**Aim**
Print all of the data exactly as written.

__________

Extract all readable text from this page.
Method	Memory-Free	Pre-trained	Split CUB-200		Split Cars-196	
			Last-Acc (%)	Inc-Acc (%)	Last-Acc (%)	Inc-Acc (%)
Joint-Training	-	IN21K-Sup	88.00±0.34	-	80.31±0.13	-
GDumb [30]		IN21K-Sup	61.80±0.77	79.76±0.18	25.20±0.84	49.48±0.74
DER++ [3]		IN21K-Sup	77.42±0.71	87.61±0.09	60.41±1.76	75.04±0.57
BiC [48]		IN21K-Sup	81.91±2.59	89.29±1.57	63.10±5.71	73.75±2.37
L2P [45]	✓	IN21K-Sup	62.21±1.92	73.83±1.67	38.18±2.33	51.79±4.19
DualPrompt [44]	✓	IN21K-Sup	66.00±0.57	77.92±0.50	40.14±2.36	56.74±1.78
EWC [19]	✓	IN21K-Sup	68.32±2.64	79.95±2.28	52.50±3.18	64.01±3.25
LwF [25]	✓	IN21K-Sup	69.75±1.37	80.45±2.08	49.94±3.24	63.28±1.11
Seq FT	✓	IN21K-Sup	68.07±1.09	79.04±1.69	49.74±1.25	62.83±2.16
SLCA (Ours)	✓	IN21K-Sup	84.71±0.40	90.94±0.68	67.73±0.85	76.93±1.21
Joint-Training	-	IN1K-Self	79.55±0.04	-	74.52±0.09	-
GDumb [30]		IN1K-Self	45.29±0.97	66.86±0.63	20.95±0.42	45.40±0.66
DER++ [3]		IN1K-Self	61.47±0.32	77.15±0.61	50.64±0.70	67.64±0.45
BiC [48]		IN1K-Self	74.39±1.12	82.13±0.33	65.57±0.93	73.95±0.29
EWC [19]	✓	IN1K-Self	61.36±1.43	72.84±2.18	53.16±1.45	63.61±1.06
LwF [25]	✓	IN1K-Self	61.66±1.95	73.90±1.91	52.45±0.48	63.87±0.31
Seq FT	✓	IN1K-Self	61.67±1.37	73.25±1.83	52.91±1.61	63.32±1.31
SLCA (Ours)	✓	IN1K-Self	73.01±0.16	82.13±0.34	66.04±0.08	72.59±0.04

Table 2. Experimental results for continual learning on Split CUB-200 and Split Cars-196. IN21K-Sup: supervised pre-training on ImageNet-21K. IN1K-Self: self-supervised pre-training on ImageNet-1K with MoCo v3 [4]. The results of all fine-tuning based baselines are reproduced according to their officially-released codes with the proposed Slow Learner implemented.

__________

**Correct response**
Extract all readable text from this page.
Method	Memory-Free	Pre-trained	Split CUB-200		Split Cars-196	
			Last-Acc (%)	Inc-Acc (%)	Last-Acc (%)	Inc-Acc (%)
Joint-Training	-	IN21K-Sup	88.00±0.34	-	80.31±0.13	-
GDumb [30]		IN21K-Sup	61.80±0.77	79.76±0.18	25.20±0.84	49.48±0.74
DER++ [3]		IN21K-Sup	77.42±0.71	87.61±0.09	60.41±1.76	75.04±0.57
BiC [48]		IN21K-Sup	81.91±2.59	89.29±1.57	63.10±5.71	73.75±2.37
L2P [45]	✓	IN21K-Sup	62.21±1.92	73.83±1.67	38.18±2.33	51.79±4.19
DualPrompt [44]	✓	IN21K-Sup	66.00±0.57	77.92±0.50	40.14±2.36	56.74±1.78
EWC [19]	✓	IN21K-Sup	68.32±2.64	79.95±2.28	52.50±3.18	64.01±3.25
LwF [25]	✓	IN21K-Sup	69.75±1.37	80.45±2.08	49.94±3.24	63.28±1.11
Seq FT	✓	IN21K-Sup	68.07±1.09	79.04±1.69	49.74±1.25	62.83±2.16
SLCA (Ours)	✓	IN21K-Sup	84.71±0.40	90.94±0.68	67.73±0.85	76.93±1.21
Joint-Training	-	IN1K-Self	79.55±0.04	-	74.52±0.09	-
GDumb [30]		IN1K-Self	45.29±0.97	66.86±0.63	20.95±0.42	45.40±0.66
DER++ [3]		IN1K-Self	61.47±0.32	77.15±0.61	50.64±0.70	67.64±0.45
BiC [48]		IN1K-Self	74.39±1.12	82.13±0.33	65.57±0.93	73.95±0.29
EWC [19]	✓	IN1K-Self	61.36±1.43	72.84±2.18	53.16±1.45	63.61±1.06
LwF [25]	✓	IN1K-Self	61.66±1.95	73.90±1.91	52.45±0.48	63.87±0.31
Seq FT	✓	IN1K-Self	61.67±1.37	73.25±1.83	52.91±1.61	63.32±1.31
SLCA (Ours)	✓	IN1K-Self	73.01±0.16	82.13±0.34	66.04±0.08	72.59±0.04

Table 2. Experimental results for continual learning on Split CUB-200 and Split Cars-196. IN21K-Sup: supervised pre-training on ImageNet-21K. IN1K-Self: self-supervised pre-training on ImageNet-1K with MoCo v3 [4]. The results of all fine-tuning based baselines are reproduced according to their officially-released codes with the proposed Slow Learner implemented.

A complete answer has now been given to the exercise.